Task material START

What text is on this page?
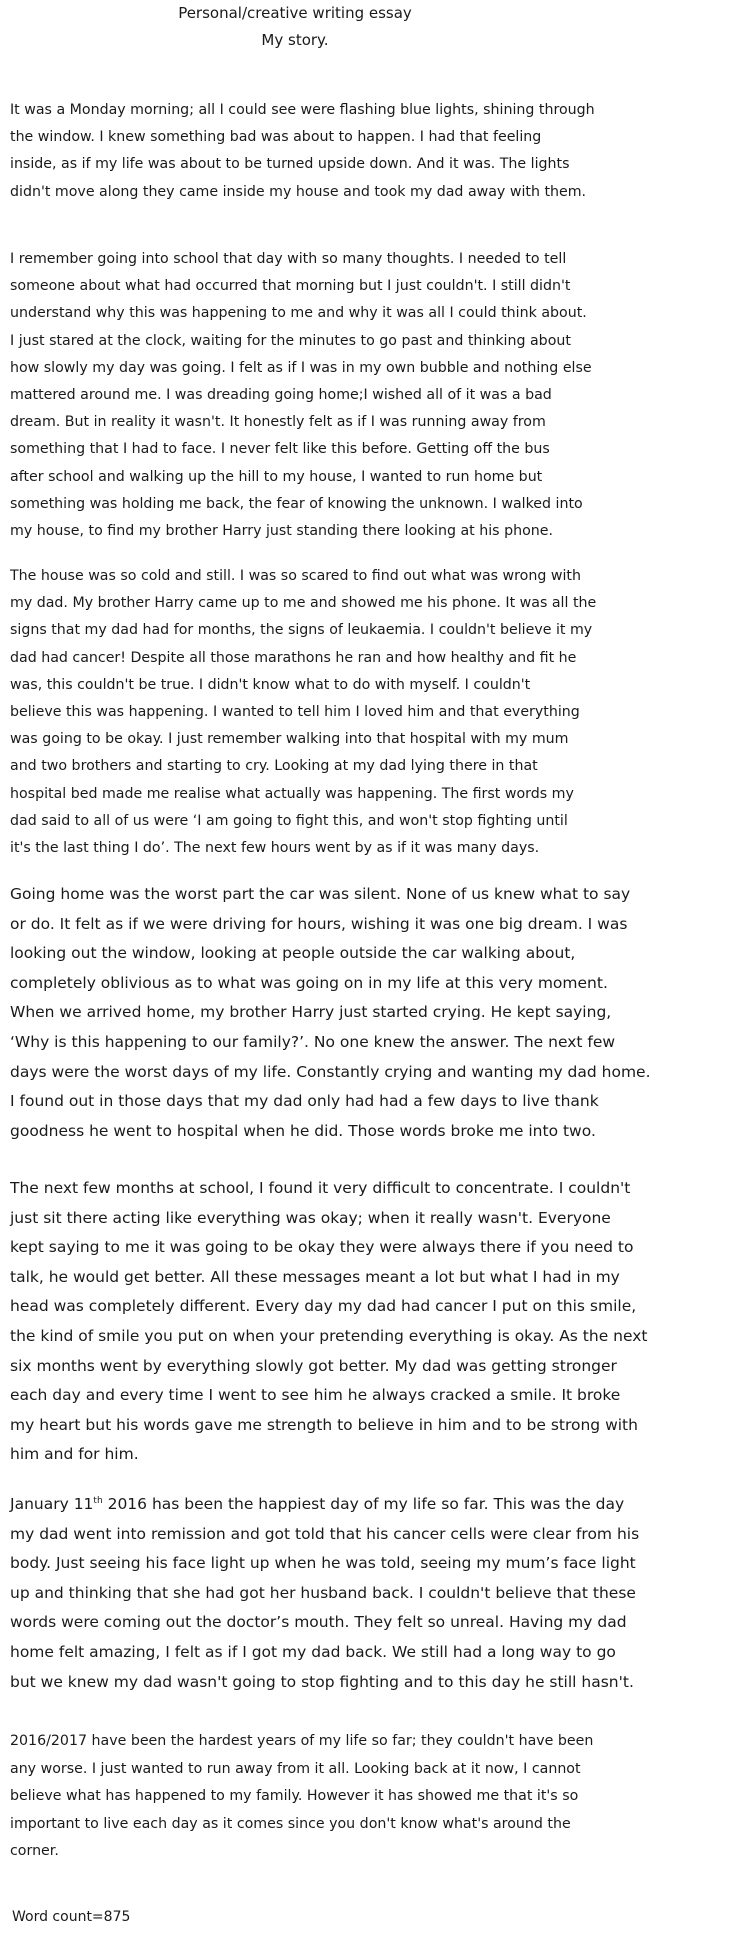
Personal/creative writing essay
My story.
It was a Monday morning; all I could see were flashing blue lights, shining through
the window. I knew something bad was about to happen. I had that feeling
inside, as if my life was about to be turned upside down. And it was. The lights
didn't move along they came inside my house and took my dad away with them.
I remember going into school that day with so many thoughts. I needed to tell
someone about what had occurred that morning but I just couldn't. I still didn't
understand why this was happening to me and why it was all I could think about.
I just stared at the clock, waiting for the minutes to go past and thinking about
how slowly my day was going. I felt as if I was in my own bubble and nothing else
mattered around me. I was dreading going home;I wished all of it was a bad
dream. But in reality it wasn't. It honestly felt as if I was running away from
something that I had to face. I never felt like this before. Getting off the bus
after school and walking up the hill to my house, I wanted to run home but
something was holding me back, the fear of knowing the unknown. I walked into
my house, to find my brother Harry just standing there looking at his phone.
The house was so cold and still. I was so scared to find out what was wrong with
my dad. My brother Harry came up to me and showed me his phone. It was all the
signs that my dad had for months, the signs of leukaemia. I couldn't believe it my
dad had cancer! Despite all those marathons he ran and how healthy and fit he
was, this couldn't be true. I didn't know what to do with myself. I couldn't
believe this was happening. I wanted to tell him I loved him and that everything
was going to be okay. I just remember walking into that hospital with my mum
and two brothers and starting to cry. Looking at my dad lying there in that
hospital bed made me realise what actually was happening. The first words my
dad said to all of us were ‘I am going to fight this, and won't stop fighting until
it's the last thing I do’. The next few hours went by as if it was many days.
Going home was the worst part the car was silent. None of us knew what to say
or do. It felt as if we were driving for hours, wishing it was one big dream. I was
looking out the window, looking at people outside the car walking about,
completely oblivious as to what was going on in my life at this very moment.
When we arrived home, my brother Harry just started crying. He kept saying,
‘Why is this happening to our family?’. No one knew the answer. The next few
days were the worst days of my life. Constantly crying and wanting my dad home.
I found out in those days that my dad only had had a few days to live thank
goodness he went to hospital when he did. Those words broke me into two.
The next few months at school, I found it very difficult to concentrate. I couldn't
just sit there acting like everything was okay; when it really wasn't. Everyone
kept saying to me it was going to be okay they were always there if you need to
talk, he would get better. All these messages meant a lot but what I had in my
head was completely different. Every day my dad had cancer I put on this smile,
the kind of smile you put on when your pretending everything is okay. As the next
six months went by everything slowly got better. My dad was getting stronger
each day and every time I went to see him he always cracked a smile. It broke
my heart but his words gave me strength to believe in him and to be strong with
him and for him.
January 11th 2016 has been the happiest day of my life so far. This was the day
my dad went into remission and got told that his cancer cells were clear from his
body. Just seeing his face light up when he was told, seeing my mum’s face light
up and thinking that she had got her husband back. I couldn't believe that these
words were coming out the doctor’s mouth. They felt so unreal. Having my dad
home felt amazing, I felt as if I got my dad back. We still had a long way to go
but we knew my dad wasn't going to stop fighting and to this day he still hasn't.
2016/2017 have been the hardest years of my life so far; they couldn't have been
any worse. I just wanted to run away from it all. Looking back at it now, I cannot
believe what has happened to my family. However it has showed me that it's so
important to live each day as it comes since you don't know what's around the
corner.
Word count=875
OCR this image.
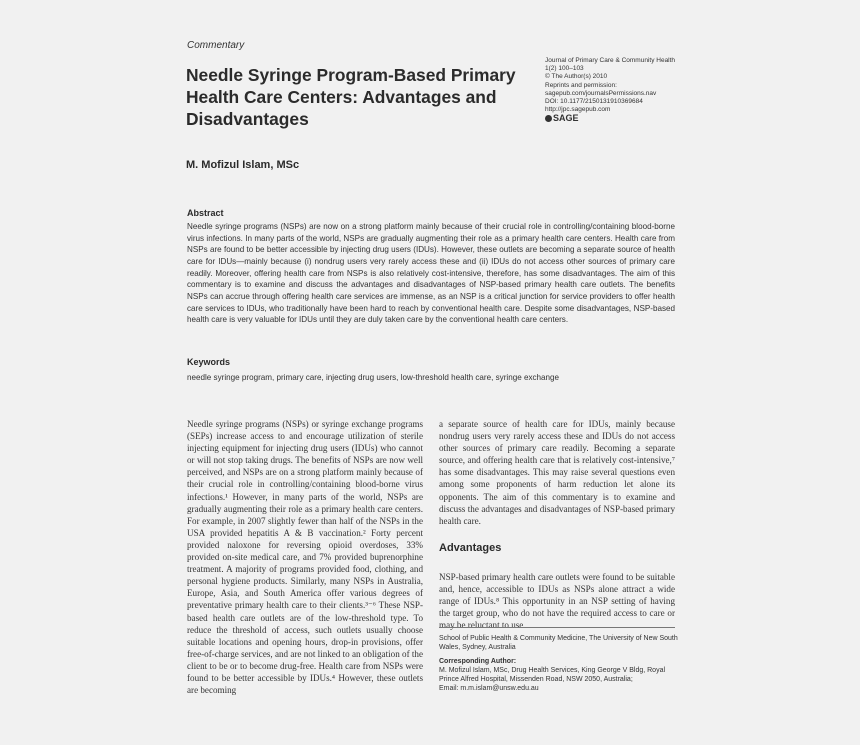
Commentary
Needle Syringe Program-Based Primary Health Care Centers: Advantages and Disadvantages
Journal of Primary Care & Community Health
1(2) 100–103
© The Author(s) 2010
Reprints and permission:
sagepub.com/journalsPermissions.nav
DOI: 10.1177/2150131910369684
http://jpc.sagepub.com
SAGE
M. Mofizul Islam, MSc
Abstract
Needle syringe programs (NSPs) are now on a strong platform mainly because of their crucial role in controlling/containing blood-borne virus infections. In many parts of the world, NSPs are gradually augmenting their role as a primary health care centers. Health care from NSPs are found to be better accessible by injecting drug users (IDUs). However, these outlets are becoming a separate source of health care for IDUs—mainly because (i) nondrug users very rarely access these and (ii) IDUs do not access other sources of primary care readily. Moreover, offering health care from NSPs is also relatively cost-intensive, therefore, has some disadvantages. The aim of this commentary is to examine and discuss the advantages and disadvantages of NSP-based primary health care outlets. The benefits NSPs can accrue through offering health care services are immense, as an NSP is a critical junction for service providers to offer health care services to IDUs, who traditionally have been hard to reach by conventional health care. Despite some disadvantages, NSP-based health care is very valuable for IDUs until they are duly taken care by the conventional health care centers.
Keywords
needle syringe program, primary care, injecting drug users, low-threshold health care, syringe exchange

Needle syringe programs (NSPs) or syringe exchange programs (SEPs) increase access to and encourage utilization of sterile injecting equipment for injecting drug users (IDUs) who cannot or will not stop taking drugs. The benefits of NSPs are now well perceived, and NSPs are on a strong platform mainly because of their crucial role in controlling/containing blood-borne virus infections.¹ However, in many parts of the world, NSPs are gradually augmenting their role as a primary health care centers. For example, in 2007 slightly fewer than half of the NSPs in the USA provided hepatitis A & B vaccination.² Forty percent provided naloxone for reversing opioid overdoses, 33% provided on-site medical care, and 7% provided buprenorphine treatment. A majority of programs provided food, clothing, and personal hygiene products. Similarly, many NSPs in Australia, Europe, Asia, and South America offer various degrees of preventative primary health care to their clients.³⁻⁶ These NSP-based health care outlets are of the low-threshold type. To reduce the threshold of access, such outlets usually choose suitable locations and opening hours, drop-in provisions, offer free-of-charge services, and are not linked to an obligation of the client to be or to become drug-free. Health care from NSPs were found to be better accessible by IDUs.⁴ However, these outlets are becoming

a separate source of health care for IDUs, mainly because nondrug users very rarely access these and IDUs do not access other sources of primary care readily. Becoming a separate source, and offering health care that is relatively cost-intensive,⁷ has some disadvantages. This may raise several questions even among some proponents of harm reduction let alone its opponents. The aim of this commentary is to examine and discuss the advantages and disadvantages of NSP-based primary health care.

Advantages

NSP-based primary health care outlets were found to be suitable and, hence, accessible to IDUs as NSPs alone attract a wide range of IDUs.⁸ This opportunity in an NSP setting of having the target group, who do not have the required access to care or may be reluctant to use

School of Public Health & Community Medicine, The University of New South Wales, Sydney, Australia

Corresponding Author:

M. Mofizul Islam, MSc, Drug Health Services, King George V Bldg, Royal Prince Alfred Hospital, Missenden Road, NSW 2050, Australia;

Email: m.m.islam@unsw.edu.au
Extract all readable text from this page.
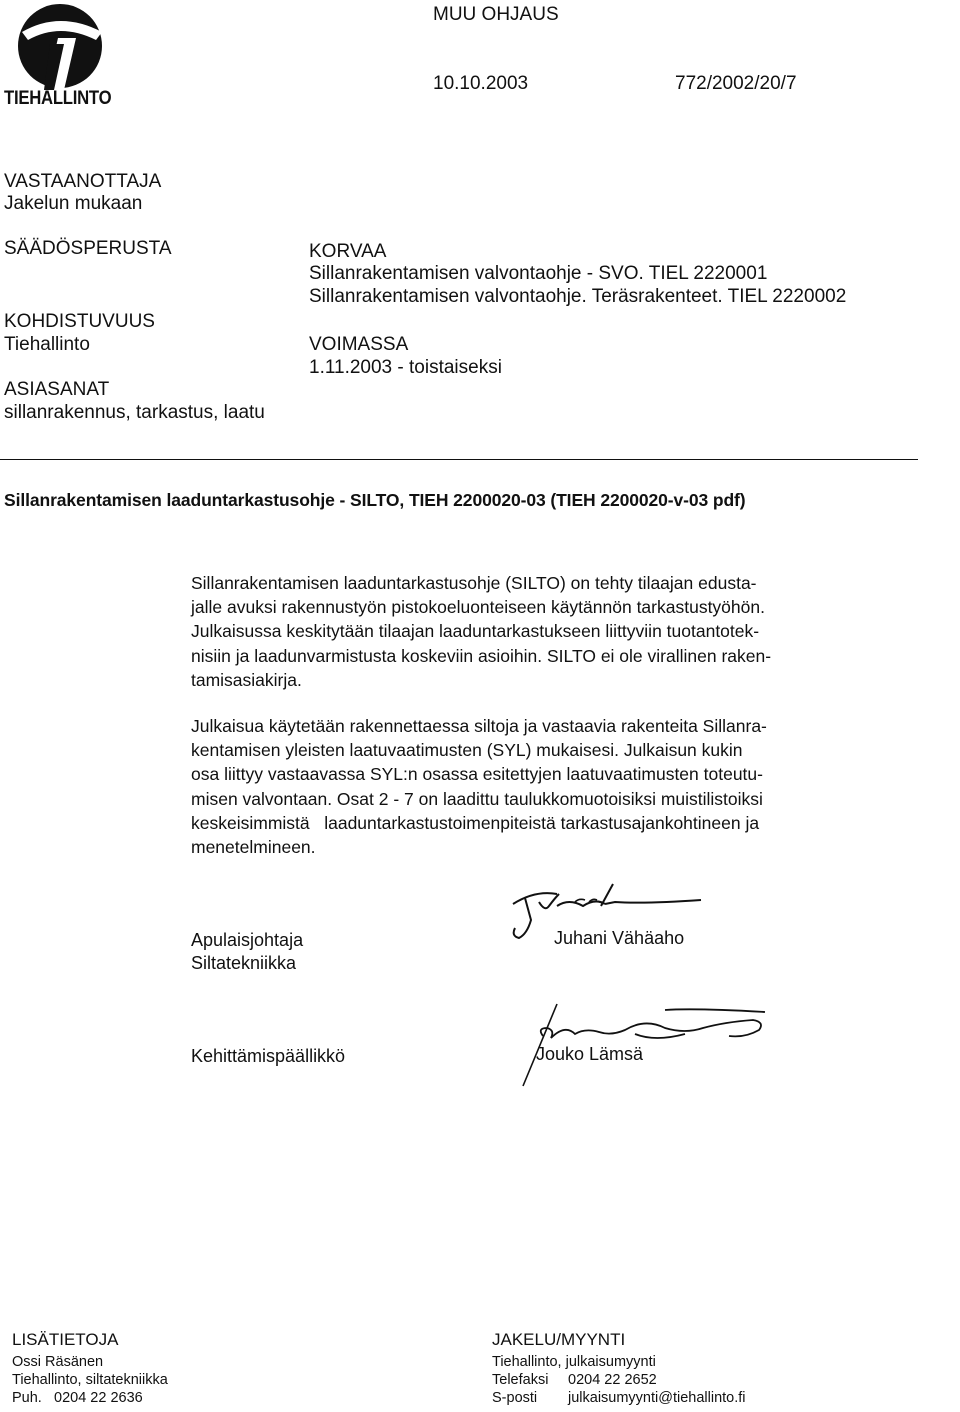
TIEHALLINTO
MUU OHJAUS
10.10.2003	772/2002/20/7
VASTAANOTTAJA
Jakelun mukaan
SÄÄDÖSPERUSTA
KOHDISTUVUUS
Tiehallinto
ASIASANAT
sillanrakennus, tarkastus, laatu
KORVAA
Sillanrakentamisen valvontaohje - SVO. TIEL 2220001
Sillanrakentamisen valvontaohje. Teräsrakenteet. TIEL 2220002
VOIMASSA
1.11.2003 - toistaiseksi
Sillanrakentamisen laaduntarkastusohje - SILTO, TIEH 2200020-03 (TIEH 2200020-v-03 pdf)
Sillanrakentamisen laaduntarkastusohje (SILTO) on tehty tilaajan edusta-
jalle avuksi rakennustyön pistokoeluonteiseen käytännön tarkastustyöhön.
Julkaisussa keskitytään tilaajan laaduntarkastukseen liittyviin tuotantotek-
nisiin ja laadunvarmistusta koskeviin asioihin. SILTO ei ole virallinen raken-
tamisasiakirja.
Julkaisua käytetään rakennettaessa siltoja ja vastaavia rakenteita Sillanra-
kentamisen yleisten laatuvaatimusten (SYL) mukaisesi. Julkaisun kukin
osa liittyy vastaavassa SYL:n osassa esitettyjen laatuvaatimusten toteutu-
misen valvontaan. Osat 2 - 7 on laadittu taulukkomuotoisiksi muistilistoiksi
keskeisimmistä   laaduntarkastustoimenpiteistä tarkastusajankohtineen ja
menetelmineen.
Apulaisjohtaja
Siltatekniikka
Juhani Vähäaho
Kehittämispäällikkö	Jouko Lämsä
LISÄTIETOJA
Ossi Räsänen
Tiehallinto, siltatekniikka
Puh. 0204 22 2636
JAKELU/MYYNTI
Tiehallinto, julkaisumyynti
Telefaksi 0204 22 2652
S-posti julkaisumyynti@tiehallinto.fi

Task material END

What needs to be done: The answer should consist of every line above in which "back" appears.

Response to this task:
something was holding me back, the fear of knowing the unknown. I walked into
up and thinking that she had got her husband back. I couldn't believe that these
home felt amazing, I felt as if I got my dad back. We still had a long way to go
any worse. I just wanted to run away from it all. Looking back at it now, I cannot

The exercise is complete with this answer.